◆ **Problem details**: Copy out the passage on the Emporium Capwell workers and their union word for word, leaving out the listing.

◆ **Quoted passage**:

----------


== Background ==
Emporium Capwell was a department store chain in San Francisco. Most minorities worked in the stock and marketing area of the store, while Caucasians worked in the selling areas where the furniture and electronics were. The union for the Emporium was known as the Local 1100. At the beginning of the 20th century, President Woodrow Wilson created the War Labor Board in 1918. The War Labor Board was President Wilson's tactic of decreasing the increasing tension of employees and employers. The board could not do much, but it did manage to negotiate the employers into a somewhat peaceful agreement of no strikes and lockouts. Congress then passed the Norris-LaGuardia Act of 1932, which stated that the courts cannot put an injunction on strikes. The National Labor Relations Board (NLRB) was founded the day that Congress passed the NLRA. The board consists of five president-appointed and senate-approved people. The purpose of this board is to protect the rights of workers. The National Labor Relations Act of 1935, also known as the Wagner Act, gave employees the right to form labor unions and to negotiate with their employer. Through this act, workers found the courage to organize unions more and negotiate better wages and working conditions with their employers.

== History ==
Local 1100, the union representing workers at Emporium Capwell, had a large increase in membership in 1968. This was due to minorities joining the union and filing many complaints. Tom Hawkins, Jim Hollins, and other African American clerks had been working at the Emporium for a long time, and most of them had seniority. The minorities believed they deserved promotions because of their intelligence and how long they had been at the job. The complaints were suggested to be taken as individual complaints instead of a store-wide complaint issued by black employees. The employees felt like their grievance was not heard and was not being brought to the forefront of the union's issues with the company, so the black employees disregarded the union's grievance system. The union advised the black workers several times to not boycott, or picket, the store, but this fell on deaf ears. On November 9, 1968, a group of workers from the Emporium began a boycott of the store. The boycott did not make news. After two Saturdays of leafleting in front of the store, Hawkins and Hollins were fired. According to the department store, the situation could have been better handled through arbitration. The leafleting was seen as a deliberate attempt to hurt the store in order to get the Emporium to negotiate with them individually.

----------

◆ **Dataset entries**:
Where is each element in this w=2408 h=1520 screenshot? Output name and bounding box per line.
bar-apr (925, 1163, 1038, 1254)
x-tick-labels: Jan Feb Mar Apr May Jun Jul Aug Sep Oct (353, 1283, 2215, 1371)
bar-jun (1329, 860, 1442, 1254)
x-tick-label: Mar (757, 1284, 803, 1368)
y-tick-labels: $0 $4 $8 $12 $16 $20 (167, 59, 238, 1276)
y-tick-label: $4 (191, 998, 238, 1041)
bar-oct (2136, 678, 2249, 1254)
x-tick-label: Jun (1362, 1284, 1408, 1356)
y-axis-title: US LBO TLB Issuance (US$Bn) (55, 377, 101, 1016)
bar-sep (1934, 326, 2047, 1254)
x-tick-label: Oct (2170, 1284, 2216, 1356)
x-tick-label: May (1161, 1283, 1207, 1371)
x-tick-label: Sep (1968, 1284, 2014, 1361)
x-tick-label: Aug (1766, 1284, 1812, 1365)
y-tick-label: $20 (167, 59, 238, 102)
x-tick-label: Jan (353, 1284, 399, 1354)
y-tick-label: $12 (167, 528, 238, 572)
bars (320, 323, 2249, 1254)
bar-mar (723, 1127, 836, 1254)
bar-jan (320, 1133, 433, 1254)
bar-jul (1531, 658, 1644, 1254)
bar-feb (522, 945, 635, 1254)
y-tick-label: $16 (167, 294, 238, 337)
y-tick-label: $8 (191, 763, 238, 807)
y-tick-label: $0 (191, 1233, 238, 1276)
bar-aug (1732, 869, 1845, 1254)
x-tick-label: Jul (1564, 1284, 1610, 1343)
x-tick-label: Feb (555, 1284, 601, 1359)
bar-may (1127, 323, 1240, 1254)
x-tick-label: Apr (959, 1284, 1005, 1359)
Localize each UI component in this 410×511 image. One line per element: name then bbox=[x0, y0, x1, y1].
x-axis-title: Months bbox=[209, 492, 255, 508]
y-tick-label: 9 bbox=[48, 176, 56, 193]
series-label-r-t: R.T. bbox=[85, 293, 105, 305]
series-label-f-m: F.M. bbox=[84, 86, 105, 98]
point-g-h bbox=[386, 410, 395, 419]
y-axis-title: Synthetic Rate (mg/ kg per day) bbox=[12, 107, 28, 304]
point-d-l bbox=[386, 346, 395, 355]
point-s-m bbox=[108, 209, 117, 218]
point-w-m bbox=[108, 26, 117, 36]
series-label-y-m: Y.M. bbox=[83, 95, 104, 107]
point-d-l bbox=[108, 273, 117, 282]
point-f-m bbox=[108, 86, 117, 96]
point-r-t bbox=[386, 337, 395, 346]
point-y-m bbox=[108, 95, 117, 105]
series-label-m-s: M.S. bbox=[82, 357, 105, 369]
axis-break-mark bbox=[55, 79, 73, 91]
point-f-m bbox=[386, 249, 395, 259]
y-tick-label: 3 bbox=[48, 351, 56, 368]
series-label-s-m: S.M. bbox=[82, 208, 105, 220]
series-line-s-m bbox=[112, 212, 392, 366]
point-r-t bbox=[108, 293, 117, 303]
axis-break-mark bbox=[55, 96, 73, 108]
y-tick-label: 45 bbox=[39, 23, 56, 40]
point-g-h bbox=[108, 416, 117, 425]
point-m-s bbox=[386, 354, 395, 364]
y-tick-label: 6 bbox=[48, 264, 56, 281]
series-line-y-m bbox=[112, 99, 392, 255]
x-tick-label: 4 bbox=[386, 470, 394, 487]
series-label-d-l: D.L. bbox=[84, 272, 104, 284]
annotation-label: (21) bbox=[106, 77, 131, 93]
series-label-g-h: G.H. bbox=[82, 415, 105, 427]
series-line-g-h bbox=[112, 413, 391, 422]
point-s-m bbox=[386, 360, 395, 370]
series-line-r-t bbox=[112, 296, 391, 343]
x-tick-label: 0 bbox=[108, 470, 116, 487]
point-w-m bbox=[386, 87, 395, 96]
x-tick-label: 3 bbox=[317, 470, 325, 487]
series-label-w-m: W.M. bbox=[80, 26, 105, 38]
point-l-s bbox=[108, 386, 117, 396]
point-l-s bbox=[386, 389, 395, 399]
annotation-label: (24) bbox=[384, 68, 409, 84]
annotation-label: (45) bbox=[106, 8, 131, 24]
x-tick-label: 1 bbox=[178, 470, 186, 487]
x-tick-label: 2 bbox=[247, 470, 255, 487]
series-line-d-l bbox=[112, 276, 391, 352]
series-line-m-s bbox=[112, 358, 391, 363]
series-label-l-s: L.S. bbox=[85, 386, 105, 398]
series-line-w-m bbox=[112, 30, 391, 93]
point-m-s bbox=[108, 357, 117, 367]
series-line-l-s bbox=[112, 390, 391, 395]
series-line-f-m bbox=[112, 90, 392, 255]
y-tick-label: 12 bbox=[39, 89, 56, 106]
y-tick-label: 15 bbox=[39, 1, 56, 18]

----------

◆ **Written answer**:

== Background ==
Emporium Capwell was a department store chain in San Francisco. Most minorities worked in the stock and marketing area of the store, while Caucasians worked in the selling areas where the furniture and electronics were. The union for the Emporium was known as the Local 1100. At the beginning of the 20th century, President Woodrow Wilson created the War Labor Board in 1918. The War Labor Board was President Wilson's tactic of decreasing the increasing tension of employees and employers. The board could not do much, but it did manage to negotiate the employers into a somewhat peaceful agreement of no strikes and lockouts. Congress then passed the Norris-LaGuardia Act of 1932, which stated that the courts cannot put an injunction on strikes. The National Labor Relations Board (NLRB) was founded the day that Congress passed the NLRA. The board consists of five president-appointed and senate-approved people. The purpose of this board is to protect the rights of workers. The National Labor Relations Act of 1935, also known as the Wagner Act, gave employees the right to form labor unions and to negotiate with their employer. Through this act, workers found the courage to organize unions more and negotiate better wages and working conditions with their employers.

== History ==
Local 1100, the union representing workers at Emporium Capwell, had a large increase in membership in 1968. This was due to minorities joining the union and filing many complaints. Tom Hawkins, Jim Hollins, and other African American clerks had been working at the Emporium for a long time, and most of them had seniority. The minorities believed they deserved promotions because of their intelligence and how long they had been at the job. The complaints were suggested to be taken as individual complaints instead of a store-wide complaint issued by black employees. The employees felt like their grievance was not heard and was not being brought to the forefront of the union's issues with the company, so the black employees disregarded the union's grievance system. The union advised the black workers several times to not boycott, or picket, the store, but this fell on deaf ears. On November 9, 1968, a group of workers from the Emporium began a boycott of the store. The boycott did not make news. After two Saturdays of leafleting in front of the store, Hawkins and Hollins were fired. According to the department store, the situation could have been better handled through arbitration. The leafleting was seen as a deliberate attempt to hurt the store in order to get the Emporium to negotiate with them individually.